_Direction:_ Output the records. Match them exactly.

_Stored data:_
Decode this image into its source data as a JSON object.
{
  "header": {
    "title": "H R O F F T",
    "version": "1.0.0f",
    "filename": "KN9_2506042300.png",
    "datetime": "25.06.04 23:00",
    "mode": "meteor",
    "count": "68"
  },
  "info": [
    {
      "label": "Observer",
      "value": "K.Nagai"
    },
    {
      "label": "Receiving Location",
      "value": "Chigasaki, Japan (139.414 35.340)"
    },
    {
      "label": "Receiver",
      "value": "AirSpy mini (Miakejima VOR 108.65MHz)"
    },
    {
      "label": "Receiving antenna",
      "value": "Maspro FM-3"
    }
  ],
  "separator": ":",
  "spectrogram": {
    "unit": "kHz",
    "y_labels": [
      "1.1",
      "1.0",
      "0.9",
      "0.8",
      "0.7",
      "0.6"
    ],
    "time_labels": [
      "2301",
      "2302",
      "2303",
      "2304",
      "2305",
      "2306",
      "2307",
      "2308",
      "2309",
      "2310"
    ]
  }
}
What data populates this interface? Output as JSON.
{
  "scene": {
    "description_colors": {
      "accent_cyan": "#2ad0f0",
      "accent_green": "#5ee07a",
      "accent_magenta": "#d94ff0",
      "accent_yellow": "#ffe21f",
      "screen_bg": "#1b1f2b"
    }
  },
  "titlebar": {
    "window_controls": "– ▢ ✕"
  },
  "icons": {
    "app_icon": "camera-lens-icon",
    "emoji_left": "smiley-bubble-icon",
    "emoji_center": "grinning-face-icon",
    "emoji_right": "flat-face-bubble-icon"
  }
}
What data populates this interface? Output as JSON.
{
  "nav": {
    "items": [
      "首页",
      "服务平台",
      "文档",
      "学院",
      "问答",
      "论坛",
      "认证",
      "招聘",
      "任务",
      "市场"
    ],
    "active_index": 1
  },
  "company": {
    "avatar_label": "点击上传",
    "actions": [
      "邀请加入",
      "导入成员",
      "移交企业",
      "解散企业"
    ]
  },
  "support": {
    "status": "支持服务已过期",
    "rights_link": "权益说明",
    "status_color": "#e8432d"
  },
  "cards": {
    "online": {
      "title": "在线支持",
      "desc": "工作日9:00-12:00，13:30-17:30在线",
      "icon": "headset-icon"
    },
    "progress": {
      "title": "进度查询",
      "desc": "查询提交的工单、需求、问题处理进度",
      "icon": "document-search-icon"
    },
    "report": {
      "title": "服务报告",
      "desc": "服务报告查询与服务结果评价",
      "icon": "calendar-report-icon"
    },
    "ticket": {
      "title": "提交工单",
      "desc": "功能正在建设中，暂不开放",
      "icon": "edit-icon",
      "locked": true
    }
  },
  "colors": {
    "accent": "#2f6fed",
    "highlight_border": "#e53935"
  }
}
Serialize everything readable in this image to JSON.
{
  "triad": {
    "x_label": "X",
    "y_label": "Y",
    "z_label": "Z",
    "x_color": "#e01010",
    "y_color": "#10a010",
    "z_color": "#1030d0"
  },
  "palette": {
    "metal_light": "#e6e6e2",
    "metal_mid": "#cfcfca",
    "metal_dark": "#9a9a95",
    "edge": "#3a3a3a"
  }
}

_Answer to this task:_
Decode this image into its source data as a JSON object.
{
  "header": {
    "title": "H R O F F T",
    "version": "1.0.0f",
    "filename": "KN9_2506042300.png",
    "datetime": "25.06.04 23:00",
    "mode": "meteor",
    "count": "68"
  },
  "info": [
    {
      "label": "Observer",
      "value": "K.Nagai"
    },
    {
      "label": "Receiving Location",
      "value": "Chigasaki, Japan (139.414 35.340)"
    },
    {
      "label": "Receiver",
      "value": "AirSpy mini (Miakejima VOR 108.65MHz)"
    },
    {
      "label": "Receiving antenna",
      "value": "Maspro FM-3"
    }
  ],
  "separator": ":",
  "spectrogram": {
    "unit": "kHz",
    "y_labels": [
      "1.1",
      "1.0",
      "0.9",
      "0.8",
      "0.7",
      "0.6"
    ],
    "time_labels": [
      "2301",
      "2302",
      "2303",
      "2304",
      "2305",
      "2306",
      "2307",
      "2308",
      "2309",
      "2310"
    ]
  }
}
What data populates this interface? Output as JSON.
{
  "scene": {
    "description_colors": {
      "accent_cyan": "#2ad0f0",
      "accent_green": "#5ee07a",
      "accent_magenta": "#d94ff0",
      "accent_yellow": "#ffe21f",
      "screen_bg": "#1b1f2b"
    }
  },
  "titlebar": {
    "window_controls": "– ▢ ✕"
  },
  "icons": {
    "app_icon": "camera-lens-icon",
    "emoji_left": "smiley-bubble-icon",
    "emoji_center": "grinning-face-icon",
    "emoji_right": "flat-face-bubble-icon"
  }
}
What data populates this interface? Output as JSON.
{
  "nav": {
    "items": [
      "首页",
      "服务平台",
      "文档",
      "学院",
      "问答",
      "论坛",
      "认证",
      "招聘",
      "任务",
      "市场"
    ],
    "active_index": 1
  },
  "company": {
    "avatar_label": "点击上传",
    "actions": [
      "邀请加入",
      "导入成员",
      "移交企业",
      "解散企业"
    ]
  },
  "support": {
    "status": "支持服务已过期",
    "rights_link": "权益说明",
    "status_color": "#e8432d"
  },
  "cards": {
    "online": {
      "title": "在线支持",
      "desc": "工作日9:00-12:00，13:30-17:30在线",
      "icon": "headset-icon"
    },
    "progress": {
      "title": "进度查询",
      "desc": "查询提交的工单、需求、问题处理进度",
      "icon": "document-search-icon"
    },
    "report": {
      "title": "服务报告",
      "desc": "服务报告查询与服务结果评价",
      "icon": "calendar-report-icon"
    },
    "ticket": {
      "title": "提交工单",
      "desc": "功能正在建设中，暂不开放",
      "icon": "edit-icon",
      "locked": true
    }
  },
  "colors": {
    "accent": "#2f6fed",
    "highlight_border": "#e53935"
  }
}
Serialize everything readable in this image to JSON.
{
  "triad": {
    "x_label": "X",
    "y_label": "Y",
    "z_label": "Z",
    "x_color": "#e01010",
    "y_color": "#10a010",
    "z_color": "#1030d0"
  },
  "palette": {
    "metal_light": "#e6e6e2",
    "metal_mid": "#cfcfca",
    "metal_dark": "#9a9a95",
    "edge": "#3a3a3a"
  }
}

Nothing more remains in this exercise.